_Task inputs_:
— BEGIN —

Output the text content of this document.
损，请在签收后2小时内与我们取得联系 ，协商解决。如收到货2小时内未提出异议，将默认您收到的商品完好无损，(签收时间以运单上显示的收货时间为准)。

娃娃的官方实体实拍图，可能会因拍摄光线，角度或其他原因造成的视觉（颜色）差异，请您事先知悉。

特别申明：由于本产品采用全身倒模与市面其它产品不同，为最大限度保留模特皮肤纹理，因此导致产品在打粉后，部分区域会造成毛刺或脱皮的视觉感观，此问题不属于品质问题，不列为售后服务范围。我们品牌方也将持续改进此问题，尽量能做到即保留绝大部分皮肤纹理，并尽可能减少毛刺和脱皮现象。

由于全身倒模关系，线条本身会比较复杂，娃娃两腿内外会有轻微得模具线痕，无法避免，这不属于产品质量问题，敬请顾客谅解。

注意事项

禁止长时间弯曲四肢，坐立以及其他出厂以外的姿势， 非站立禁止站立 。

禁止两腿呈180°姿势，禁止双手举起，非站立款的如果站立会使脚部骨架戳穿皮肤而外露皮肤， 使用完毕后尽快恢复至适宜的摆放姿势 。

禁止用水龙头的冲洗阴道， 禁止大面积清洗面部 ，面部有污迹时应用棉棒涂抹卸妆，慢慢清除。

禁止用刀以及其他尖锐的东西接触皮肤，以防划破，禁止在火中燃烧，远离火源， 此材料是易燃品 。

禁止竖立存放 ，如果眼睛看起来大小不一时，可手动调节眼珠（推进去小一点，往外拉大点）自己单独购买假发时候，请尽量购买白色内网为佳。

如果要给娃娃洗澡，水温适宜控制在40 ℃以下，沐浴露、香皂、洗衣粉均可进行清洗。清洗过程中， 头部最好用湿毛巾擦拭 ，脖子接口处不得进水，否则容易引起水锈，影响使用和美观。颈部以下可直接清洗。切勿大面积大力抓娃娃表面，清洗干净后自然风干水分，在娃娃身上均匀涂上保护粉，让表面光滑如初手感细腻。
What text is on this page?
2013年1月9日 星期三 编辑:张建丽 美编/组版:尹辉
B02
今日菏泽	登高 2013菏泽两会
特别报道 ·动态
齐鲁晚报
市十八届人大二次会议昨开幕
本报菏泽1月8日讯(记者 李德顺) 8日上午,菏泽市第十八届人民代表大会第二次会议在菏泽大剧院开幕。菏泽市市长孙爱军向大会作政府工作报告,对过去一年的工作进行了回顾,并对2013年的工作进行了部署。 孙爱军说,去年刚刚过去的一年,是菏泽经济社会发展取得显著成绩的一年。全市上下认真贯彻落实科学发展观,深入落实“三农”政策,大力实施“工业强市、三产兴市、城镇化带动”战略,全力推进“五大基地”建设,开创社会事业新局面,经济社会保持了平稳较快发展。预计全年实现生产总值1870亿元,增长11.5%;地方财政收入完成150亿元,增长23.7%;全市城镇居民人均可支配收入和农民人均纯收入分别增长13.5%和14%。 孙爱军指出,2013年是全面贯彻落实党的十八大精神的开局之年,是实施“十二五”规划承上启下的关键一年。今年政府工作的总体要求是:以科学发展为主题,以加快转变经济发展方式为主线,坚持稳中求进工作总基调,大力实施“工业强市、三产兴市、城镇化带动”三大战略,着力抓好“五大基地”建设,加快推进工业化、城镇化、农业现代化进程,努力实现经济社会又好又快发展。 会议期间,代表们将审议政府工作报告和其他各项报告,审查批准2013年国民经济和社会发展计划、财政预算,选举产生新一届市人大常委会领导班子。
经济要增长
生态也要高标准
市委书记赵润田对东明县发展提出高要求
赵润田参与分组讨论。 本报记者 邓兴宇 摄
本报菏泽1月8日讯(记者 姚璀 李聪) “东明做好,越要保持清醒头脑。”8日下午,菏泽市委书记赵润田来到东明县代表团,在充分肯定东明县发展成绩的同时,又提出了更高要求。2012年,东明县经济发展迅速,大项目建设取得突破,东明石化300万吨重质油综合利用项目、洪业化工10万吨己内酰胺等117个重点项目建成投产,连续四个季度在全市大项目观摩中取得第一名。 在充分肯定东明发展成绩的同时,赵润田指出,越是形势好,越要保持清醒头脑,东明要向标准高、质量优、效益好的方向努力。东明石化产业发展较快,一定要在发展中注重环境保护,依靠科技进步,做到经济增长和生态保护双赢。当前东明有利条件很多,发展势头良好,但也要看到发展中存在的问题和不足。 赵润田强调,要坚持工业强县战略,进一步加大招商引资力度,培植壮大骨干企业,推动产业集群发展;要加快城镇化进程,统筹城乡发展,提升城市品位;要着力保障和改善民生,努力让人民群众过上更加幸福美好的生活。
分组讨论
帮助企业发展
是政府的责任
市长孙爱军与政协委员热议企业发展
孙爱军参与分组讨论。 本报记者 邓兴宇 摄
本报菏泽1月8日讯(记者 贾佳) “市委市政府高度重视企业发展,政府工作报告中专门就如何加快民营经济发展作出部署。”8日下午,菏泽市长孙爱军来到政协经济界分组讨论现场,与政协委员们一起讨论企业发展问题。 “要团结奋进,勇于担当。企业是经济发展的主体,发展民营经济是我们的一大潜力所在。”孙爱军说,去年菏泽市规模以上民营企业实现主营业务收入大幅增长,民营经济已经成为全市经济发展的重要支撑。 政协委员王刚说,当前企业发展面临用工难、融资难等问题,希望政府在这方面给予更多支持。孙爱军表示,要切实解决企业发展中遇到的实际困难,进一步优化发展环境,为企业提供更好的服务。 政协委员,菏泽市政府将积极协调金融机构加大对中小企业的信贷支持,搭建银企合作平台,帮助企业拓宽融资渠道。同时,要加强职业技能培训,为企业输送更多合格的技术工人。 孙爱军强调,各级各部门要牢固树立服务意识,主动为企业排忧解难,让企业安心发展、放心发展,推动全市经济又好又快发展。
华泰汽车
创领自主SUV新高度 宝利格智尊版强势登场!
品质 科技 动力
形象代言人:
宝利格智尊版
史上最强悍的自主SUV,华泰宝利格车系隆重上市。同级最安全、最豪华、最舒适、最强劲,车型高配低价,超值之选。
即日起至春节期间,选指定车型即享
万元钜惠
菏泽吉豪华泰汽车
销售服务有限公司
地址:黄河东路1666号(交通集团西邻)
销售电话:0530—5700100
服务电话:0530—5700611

— END —

_Task description_: Identify the lines above that contain the word "this", then copy them.

_Task result_:
Output the text content of this document.
What text is on this page?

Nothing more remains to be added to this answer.